• [Trecho do texto]:
↓
José Matias-Pereira. Economista e advogado. Doutor em ciência política (área de governo e administração pública) pela Universidade Complutense de Madri, Espanha, e Pós-doutor em administração pela Universidade de São Paulo. Professor de administração pública e pesquisador associado do programa de pós-graduação em contabilidade da Universidade de Brasília. Autor, entre outras obras, do Curso de economia política (2015), publicado pela Atlas.

terça-feira, 17 de novembro de 2015

Esclarecendo a "reducao" das desigualdades do IBGE - Jose Matias-Pereira

Aprofundando as desigualdades
José Matias-Pereira 
Estadão Noite – Segunda-feira, 16 de novembro de 2015

Os indicadores divulgados pelo Instituto Brasileiro de Geografia e Estatística (IBGE), por meio da Pesquisa Nacional por Amostra de Domicílios (Pnad), mostram um Brasil menos desigual em 2014. Esses dados, no entanto, foram recebidos com ceticismo pelos economistas e especialistas do mercado. Essa postura contraditória me leva a formular a seguinte pergunta: O Brasil revelado pela pesquisa ainda existe?
↑
• [Lista de exercícios]:
1 - Pode transcrever, do trecho sobre as desigualdades no Brasil, a parte entre "Aprofundando as desigualdades" e "pesquisa ainda existe?", incluindo ambos?
2 - Pode reproduzir palavra por palavra as linhas dos registros que vão do início até a linha que contém "forecast-heading: 5-day Forecast: (288, 401, 399, 418)", incluindo essa linha?
O trecho sobre as desigualdades no Brasil e os registros têm origens diferentes.

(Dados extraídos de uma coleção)
↓
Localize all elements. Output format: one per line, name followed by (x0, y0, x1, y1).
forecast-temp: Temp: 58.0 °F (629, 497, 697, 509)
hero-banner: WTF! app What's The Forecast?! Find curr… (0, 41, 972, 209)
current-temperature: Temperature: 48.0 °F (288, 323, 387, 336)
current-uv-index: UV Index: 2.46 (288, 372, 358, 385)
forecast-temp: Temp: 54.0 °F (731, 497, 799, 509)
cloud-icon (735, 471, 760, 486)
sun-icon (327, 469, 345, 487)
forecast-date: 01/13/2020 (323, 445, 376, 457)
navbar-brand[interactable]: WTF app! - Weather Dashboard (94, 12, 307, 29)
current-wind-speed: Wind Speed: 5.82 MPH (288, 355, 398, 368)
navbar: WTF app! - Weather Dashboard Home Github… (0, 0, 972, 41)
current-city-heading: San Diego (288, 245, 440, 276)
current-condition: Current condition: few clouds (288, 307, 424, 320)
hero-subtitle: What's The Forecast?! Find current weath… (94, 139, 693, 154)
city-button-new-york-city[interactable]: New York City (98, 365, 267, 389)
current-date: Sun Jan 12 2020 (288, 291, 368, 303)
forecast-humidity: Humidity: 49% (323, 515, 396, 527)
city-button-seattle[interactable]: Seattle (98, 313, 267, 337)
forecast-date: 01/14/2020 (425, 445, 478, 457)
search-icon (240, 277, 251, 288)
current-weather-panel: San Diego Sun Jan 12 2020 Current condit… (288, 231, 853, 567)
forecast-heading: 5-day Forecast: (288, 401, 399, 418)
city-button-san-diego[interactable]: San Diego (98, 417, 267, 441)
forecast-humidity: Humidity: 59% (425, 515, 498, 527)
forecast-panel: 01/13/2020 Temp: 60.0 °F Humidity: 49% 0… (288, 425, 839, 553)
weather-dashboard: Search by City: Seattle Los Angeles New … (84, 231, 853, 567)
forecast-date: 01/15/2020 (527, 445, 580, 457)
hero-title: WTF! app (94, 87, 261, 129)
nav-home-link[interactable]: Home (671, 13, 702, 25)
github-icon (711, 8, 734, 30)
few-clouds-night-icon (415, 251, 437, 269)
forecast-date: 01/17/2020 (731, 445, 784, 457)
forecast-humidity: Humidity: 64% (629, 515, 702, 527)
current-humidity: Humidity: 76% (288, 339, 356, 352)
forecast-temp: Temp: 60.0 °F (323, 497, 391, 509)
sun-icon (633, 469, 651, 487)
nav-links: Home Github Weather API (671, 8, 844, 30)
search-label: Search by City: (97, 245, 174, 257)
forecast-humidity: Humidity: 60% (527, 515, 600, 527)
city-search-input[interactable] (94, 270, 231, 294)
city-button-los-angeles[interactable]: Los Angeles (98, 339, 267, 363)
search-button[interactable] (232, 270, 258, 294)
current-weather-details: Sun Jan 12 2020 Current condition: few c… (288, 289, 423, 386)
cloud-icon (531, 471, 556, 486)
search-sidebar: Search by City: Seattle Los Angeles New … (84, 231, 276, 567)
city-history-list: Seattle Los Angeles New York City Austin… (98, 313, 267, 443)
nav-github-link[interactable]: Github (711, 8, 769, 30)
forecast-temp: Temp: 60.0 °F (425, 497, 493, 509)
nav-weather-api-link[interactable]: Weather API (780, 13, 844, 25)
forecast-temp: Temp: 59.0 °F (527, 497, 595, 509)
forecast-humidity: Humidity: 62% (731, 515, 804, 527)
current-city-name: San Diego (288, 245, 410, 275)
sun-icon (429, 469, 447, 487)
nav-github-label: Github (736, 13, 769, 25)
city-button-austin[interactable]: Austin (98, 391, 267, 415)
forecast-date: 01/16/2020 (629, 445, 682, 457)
↑
• [Gabarito]:
1 -
Aprofundando as desigualdades
José Matias-Pereira 
Estadão Noite – Segunda-feira, 16 de novembro de 2015

Os indicadores divulgados pelo Instituto Brasileiro de Geografia e Estatística (IBGE), por meio da Pesquisa Nacional por Amostra de Domicílios (Pnad), mostram um Brasil menos desigual em 2014. Esses dados, no entanto, foram recebidos com ceticismo pelos economistas e especialistas do mercado. Essa postura contraditória me leva a formular a seguinte pergunta: O Brasil revelado pela pesquisa ainda existe?

2 -
Localize all elements. Output format: one per line, name followed by (x0, y0, x1, y1).
forecast-temp: Temp: 58.0 °F (629, 497, 697, 509)
hero-banner: WTF! app What's The Forecast?! Find curr… (0, 41, 972, 209)
current-temperature: Temperature: 48.0 °F (288, 323, 387, 336)
current-uv-index: UV Index: 2.46 (288, 372, 358, 385)
forecast-temp: Temp: 54.0 °F (731, 497, 799, 509)
cloud-icon (735, 471, 760, 486)
sun-icon (327, 469, 345, 487)
forecast-date: 01/13/2020 (323, 445, 376, 457)
navbar-brand[interactable]: WTF app! - Weather Dashboard (94, 12, 307, 29)
current-wind-speed: Wind Speed: 5.82 MPH (288, 355, 398, 368)
navbar: WTF app! - Weather Dashboard Home Github… (0, 0, 972, 41)
current-city-heading: San Diego (288, 245, 440, 276)
current-condition: Current condition: few clouds (288, 307, 424, 320)
hero-subtitle: What's The Forecast?! Find current weath… (94, 139, 693, 154)
city-button-new-york-city[interactable]: New York City (98, 365, 267, 389)
current-date: Sun Jan 12 2020 (288, 291, 368, 303)
forecast-humidity: Humidity: 49% (323, 515, 396, 527)
city-button-seattle[interactable]: Seattle (98, 313, 267, 337)
forecast-date: 01/14/2020 (425, 445, 478, 457)
search-icon (240, 277, 251, 288)
current-weather-panel: San Diego Sun Jan 12 2020 Current condit… (288, 231, 853, 567)
forecast-heading: 5-day Forecast: (288, 401, 399, 418)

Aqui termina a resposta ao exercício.